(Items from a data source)
══════════════════════════════
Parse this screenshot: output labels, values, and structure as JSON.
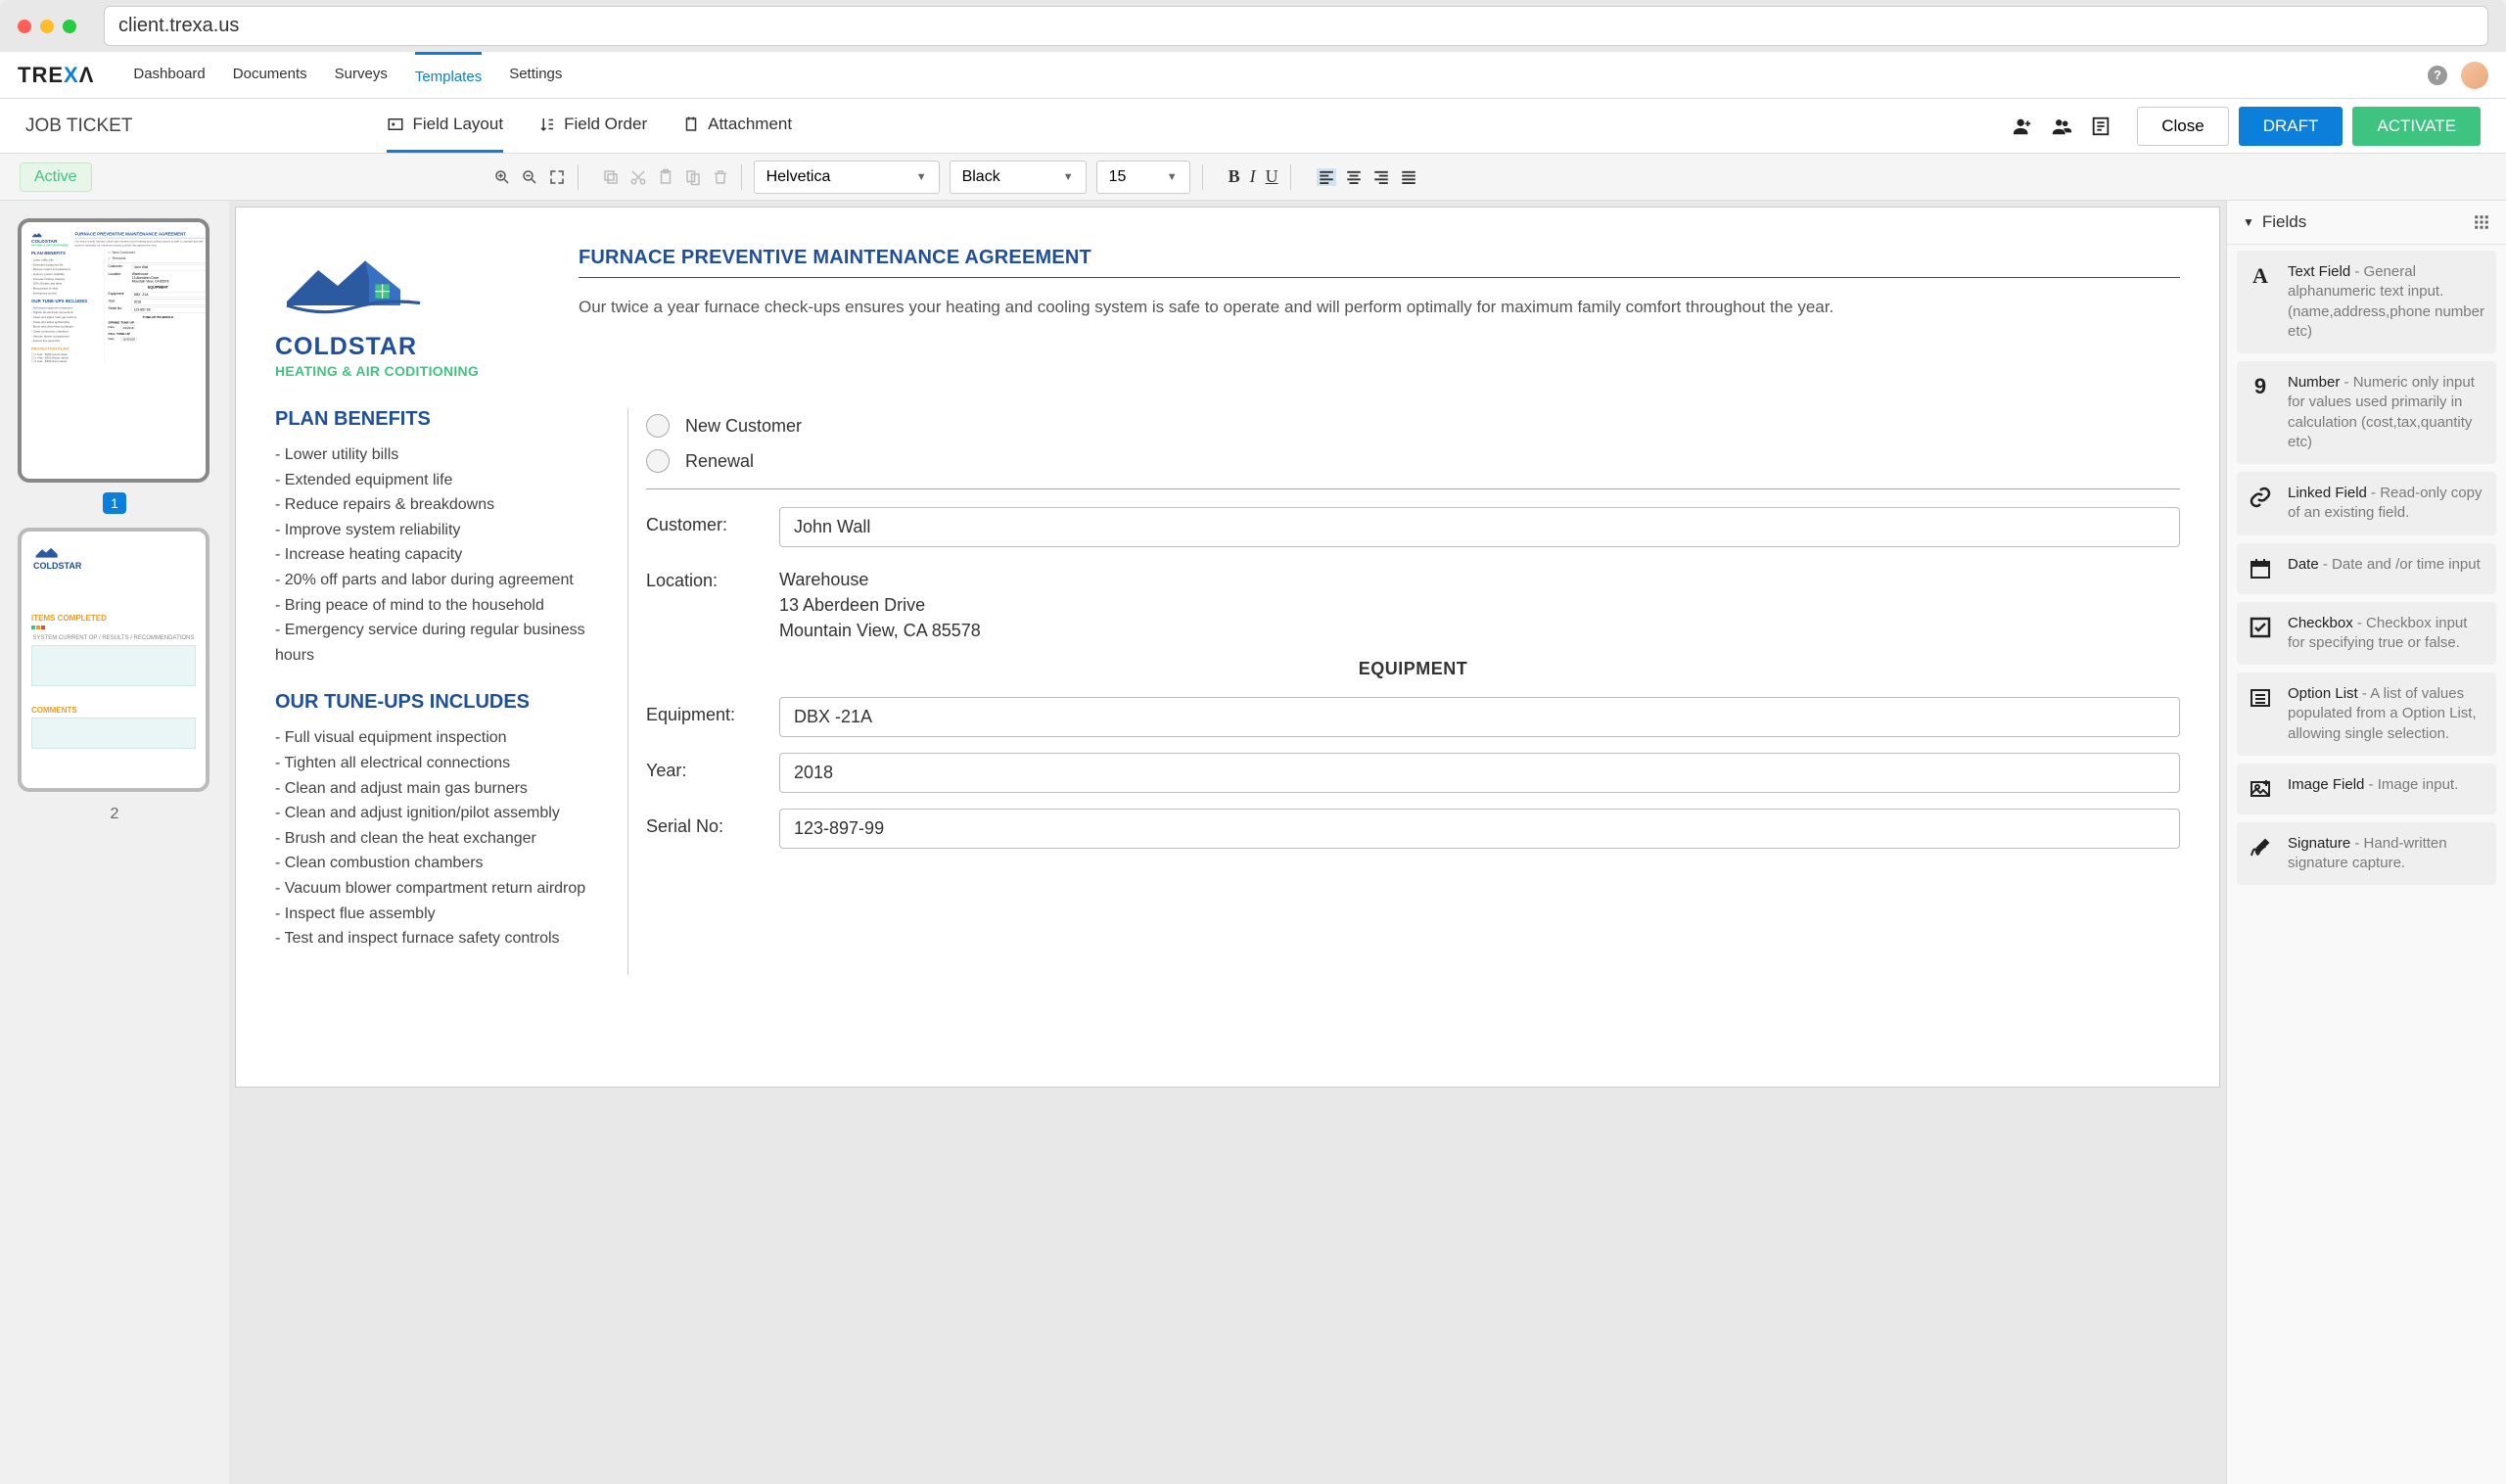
{
  "browser": {
    "url": "client.trexa.us"
  },
  "brand": {
    "name_pre": "TRE",
    "name_x": "X",
    "name_post": "Λ"
  },
  "nav": {
    "links": [
      "Dashboard",
      "Documents",
      "Surveys",
      "Templates",
      "Settings"
    ],
    "active_index": 3
  },
  "sub_nav": {
    "title": "JOB TICKET",
    "tabs": [
      {
        "label": "Field Layout"
      },
      {
        "label": "Field Order"
      },
      {
        "label": "Attachment"
      }
    ],
    "active_index": 0,
    "close_label": "Close",
    "draft_label": "DRAFT",
    "activate_label": "ACTIVATE"
  },
  "toolbar": {
    "status_badge": "Active",
    "font": "Helvetica",
    "color": "Black",
    "size": "15"
  },
  "thumbnails": {
    "pages": [
      "1",
      "2"
    ],
    "active_index": 0
  },
  "document": {
    "logo": {
      "name": "COLDSTAR",
      "sub": "HEATING & AIR CODITIONING"
    },
    "title": "FURNACE PREVENTIVE MAINTENANCE AGREEMENT",
    "intro": "Our twice a year furnace check-ups ensures your heating and cooling system is safe to operate and will perform optimally for maximum family comfort throughout the year.",
    "plan_benefits_heading": "PLAN BENEFITS",
    "plan_benefits": [
      "Lower utility bills",
      "Extended equipment life",
      "Reduce repairs & breakdowns",
      "Improve system reliability",
      "Increase heating capacity",
      "20% off parts and labor during agreement",
      "Bring peace of mind to the household",
      "Emergency service during regular business hours"
    ],
    "tuneups_heading": "OUR TUNE-UPS INCLUDES",
    "tuneups": [
      "Full visual equipment inspection",
      "Tighten all electrical connections",
      "Clean and adjust main gas burners",
      "Clean and adjust ignition/pilot assembly",
      "Brush and clean the heat exchanger",
      "Clean combustion chambers",
      "Vacuum blower compartment return airdrop",
      "Inspect flue assembly",
      "Test and inspect furnace safety controls"
    ],
    "radio_new": "New Customer",
    "radio_renewal": "Renewal",
    "customer_label": "Customer:",
    "customer_value": "John Wall",
    "location_label": "Location:",
    "location_lines": [
      "Warehouse",
      "13 Aberdeen Drive",
      "Mountain View, CA 85578"
    ],
    "equipment_heading": "EQUIPMENT",
    "equipment_label": "Equipment:",
    "equipment_value": "DBX -21A",
    "year_label": "Year:",
    "year_value": "2018",
    "serial_label": "Serial No:",
    "serial_value": "123-897-99"
  },
  "fields_panel": {
    "heading": "Fields",
    "items": [
      {
        "icon": "A",
        "name": "Text Field",
        "desc": " - General alphanumeric text input.(name,address,phone number etc)"
      },
      {
        "icon": "9",
        "name": "Number",
        "desc": " - Numeric only input for values used primarily in calculation (cost,tax,quantity etc)"
      },
      {
        "icon": "link",
        "name": "Linked Field",
        "desc": " - Read-only copy of an existing field."
      },
      {
        "icon": "date",
        "name": "Date",
        "desc": " - Date and /or time input"
      },
      {
        "icon": "check",
        "name": "Checkbox",
        "desc": " - Checkbox input for specifying true or false."
      },
      {
        "icon": "list",
        "name": "Option List",
        "desc": " - A list of values populated from a Option List, allowing single selection."
      },
      {
        "icon": "image",
        "name": "Image Field",
        "desc": " - Image input."
      },
      {
        "icon": "sig",
        "name": "Signature",
        "desc": " - Hand-written signature capture."
      }
    ]
  }
}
══════════════════════════════
YOUR OBJECTIVE:
Reproduce the data verbatim. Do not carry any picture into the copy.

COMPLETED EXERCISE:
Parse this screenshot: output labels, values, and structure as JSON.
{
  "browser": {
    "url": "client.trexa.us"
  },
  "brand": {
    "name_pre": "TRE",
    "name_x": "X",
    "name_post": "Λ"
  },
  "nav": {
    "links": [
      "Dashboard",
      "Documents",
      "Surveys",
      "Templates",
      "Settings"
    ],
    "active_index": 3
  },
  "sub_nav": {
    "title": "JOB TICKET",
    "tabs": [
      {
        "label": "Field Layout"
      },
      {
        "label": "Field Order"
      },
      {
        "label": "Attachment"
      }
    ],
    "active_index": 0,
    "close_label": "Close",
    "draft_label": "DRAFT",
    "activate_label": "ACTIVATE"
  },
  "toolbar": {
    "status_badge": "Active",
    "font": "Helvetica",
    "color": "Black",
    "size": "15"
  },
  "thumbnails": {
    "pages": [
      "1",
      "2"
    ],
    "active_index": 0
  },
  "document": {
    "logo": {
      "name": "COLDSTAR",
      "sub": "HEATING & AIR CODITIONING"
    },
    "title": "FURNACE PREVENTIVE MAINTENANCE AGREEMENT",
    "intro": "Our twice a year furnace check-ups ensures your heating and cooling system is safe to operate and will perform optimally for maximum family comfort throughout the year.",
    "plan_benefits_heading": "PLAN BENEFITS",
    "plan_benefits": [
      "Lower utility bills",
      "Extended equipment life",
      "Reduce repairs & breakdowns",
      "Improve system reliability",
      "Increase heating capacity",
      "20% off parts and labor during agreement",
      "Bring peace of mind to the household",
      "Emergency service during regular business hours"
    ],
    "tuneups_heading": "OUR TUNE-UPS INCLUDES",
    "tuneups": [
      "Full visual equipment inspection",
      "Tighten all electrical connections",
      "Clean and adjust main gas burners",
      "Clean and adjust ignition/pilot assembly",
      "Brush and clean the heat exchanger",
      "Clean combustion chambers",
      "Vacuum blower compartment return airdrop",
      "Inspect flue assembly",
      "Test and inspect furnace safety controls"
    ],
    "radio_new": "New Customer",
    "radio_renewal": "Renewal",
    "customer_label": "Customer:",
    "customer_value": "John Wall",
    "location_label": "Location:",
    "location_lines": [
      "Warehouse",
      "13 Aberdeen Drive",
      "Mountain View, CA 85578"
    ],
    "equipment_heading": "EQUIPMENT",
    "equipment_label": "Equipment:",
    "equipment_value": "DBX -21A",
    "year_label": "Year:",
    "year_value": "2018",
    "serial_label": "Serial No:",
    "serial_value": "123-897-99"
  },
  "fields_panel": {
    "heading": "Fields",
    "items": [
      {
        "icon": "A",
        "name": "Text Field",
        "desc": " - General alphanumeric text input.(name,address,phone number etc)"
      },
      {
        "icon": "9",
        "name": "Number",
        "desc": " - Numeric only input for values used primarily in calculation (cost,tax,quantity etc)"
      },
      {
        "icon": "link",
        "name": "Linked Field",
        "desc": " - Read-only copy of an existing field."
      },
      {
        "icon": "date",
        "name": "Date",
        "desc": " - Date and /or time input"
      },
      {
        "icon": "check",
        "name": "Checkbox",
        "desc": " - Checkbox input for specifying true or false."
      },
      {
        "icon": "list",
        "name": "Option List",
        "desc": " - A list of values populated from a Option List, allowing single selection."
      },
      {
        "icon": "image",
        "name": "Image Field",
        "desc": " - Image input."
      },
      {
        "icon": "sig",
        "name": "Signature",
        "desc": " - Hand-written signature capture."
      }
    ]
  }
}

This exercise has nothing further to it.